| Page text |
----------

Spot markets, conversely, have scant dollar sellers. The BOK governor, Rhee Chang-yong, points out that many actors expect the exchange rate to continue rising, so they prefer to lend dollars (via swaps) rather than sell them outright. The psychology of expecting depreciation thus is contributing to a self‐reinforcing cycle: fewer spot market sales → weaker won → more expectations of weakening → fewer sales, etc.

Other contributing pressures include interest rate differentials (with Korea’s base rate around 2.5% and U.S. rates significantly higher), elevated foreign investment outflows in certain asset classes (equities especially), and a larger current account surplus that instead leads to holding or trading dollars rather than converting to won. Inflation and inequality are increasingly being affected due to higher import costs.

Crucially, despite growing public concern and macro risks, the BOK disputes that a crisis is imminent. Key reasons: U.S. dollar funding via swaps remains cheap and widely available, Korea’s foreign currency reserves and external payments capacity are strong, and typical crisis markers (sovereign risk, bank solvency) are not present.

Strategically, risks reside in expectations. If sentiment turns negative enough, capital flight and speculative pressures could trigger a sharp depreciation. The BOK will face tradeoffs: tightening policy or raising rates to stabilize the won could worsen domestic credit and consumption. But failing to counter expectations risks more volatile FX conditions, higher inflation, and widened inequality.

----------

| Dataset records |

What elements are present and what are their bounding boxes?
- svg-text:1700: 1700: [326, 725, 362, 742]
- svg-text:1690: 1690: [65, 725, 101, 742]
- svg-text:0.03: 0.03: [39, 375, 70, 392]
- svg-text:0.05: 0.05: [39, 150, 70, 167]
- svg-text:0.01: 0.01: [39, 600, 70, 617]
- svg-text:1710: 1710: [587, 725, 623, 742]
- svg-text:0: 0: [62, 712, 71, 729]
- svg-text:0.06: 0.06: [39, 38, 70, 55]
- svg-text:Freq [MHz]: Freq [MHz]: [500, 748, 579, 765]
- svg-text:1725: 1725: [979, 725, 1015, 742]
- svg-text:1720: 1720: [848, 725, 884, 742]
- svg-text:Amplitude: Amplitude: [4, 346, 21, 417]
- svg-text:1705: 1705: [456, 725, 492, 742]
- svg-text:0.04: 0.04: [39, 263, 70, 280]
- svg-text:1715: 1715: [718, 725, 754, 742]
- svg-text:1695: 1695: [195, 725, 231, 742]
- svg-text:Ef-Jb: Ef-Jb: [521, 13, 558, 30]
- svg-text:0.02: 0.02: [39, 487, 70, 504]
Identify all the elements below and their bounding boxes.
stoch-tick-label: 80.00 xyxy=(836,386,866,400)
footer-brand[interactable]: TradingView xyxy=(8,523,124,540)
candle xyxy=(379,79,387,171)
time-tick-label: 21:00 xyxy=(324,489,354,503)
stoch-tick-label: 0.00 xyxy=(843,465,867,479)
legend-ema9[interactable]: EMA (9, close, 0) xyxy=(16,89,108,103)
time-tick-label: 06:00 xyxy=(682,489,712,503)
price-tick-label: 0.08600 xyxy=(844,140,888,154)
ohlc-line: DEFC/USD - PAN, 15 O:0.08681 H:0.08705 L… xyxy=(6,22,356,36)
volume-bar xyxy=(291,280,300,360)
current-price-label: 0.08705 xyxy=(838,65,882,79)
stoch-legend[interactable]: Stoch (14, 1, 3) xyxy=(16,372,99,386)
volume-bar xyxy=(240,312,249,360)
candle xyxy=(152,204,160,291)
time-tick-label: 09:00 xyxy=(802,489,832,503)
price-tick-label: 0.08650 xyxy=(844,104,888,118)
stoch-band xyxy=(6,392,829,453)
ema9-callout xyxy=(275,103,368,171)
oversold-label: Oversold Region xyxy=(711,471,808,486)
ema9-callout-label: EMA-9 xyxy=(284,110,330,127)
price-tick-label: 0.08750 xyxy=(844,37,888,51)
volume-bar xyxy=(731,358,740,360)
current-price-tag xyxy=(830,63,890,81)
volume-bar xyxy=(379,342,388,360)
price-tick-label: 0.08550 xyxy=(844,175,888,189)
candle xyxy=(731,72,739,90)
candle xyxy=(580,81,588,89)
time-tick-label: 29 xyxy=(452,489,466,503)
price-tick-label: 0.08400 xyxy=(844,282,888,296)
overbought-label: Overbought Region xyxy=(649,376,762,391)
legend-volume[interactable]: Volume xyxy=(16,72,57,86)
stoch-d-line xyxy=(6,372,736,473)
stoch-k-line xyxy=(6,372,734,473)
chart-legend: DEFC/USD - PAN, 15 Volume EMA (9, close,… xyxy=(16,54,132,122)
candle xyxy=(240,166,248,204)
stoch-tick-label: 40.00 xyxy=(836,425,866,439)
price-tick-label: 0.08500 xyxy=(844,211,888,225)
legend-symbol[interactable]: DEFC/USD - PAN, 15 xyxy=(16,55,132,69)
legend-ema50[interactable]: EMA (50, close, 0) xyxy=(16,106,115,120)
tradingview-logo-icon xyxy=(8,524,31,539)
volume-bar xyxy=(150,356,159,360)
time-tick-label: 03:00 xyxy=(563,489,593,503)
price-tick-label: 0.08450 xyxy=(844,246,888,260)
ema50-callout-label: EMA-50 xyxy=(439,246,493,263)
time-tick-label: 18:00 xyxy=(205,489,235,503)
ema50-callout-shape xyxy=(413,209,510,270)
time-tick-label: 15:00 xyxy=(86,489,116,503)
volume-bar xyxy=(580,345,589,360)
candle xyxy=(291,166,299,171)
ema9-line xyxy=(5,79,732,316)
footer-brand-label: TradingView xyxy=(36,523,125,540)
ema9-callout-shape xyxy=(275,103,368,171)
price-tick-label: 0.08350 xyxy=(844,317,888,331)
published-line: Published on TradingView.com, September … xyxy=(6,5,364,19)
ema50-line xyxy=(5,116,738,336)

----------

| Request |
Reproduce the text on the Korean won's exchange-rate pressures word for word, from start to finish.

| Solution to the problem |
Spot markets, conversely, have scant dollar sellers. The BOK governor, Rhee Chang-yong, points out that many actors expect the exchange rate to continue rising, so they prefer to lend dollars (via swaps) rather than sell them outright. The psychology of expecting depreciation thus is contributing to a self‐reinforcing cycle: fewer spot market sales → weaker won → more expectations of weakening → fewer sales, etc.

Other contributing pressures include interest rate differentials (with Korea’s base rate around 2.5% and U.S. rates significantly higher), elevated foreign investment outflows in certain asset classes (equities especially), and a larger current account surplus that instead leads to holding or trading dollars rather than converting to won. Inflation and inequality are increasingly being affected due to higher import costs.

Crucially, despite growing public concern and macro risks, the BOK disputes that a crisis is imminent. Key reasons: U.S. dollar funding via swaps remains cheap and widely available, Korea’s foreign currency reserves and external payments capacity are strong, and typical crisis markers (sovereign risk, bank solvency) are not present.

Strategically, risks reside in expectations. If sentiment turns negative enough, capital flight and speculative pressures could trigger a sharp depreciation. The BOK will face tradeoffs: tightening policy or raising rates to stabilize the won could worsen domestic credit and consumption. But failing to counter expectations risks more volatile FX conditions, higher inflation, and widened inequality.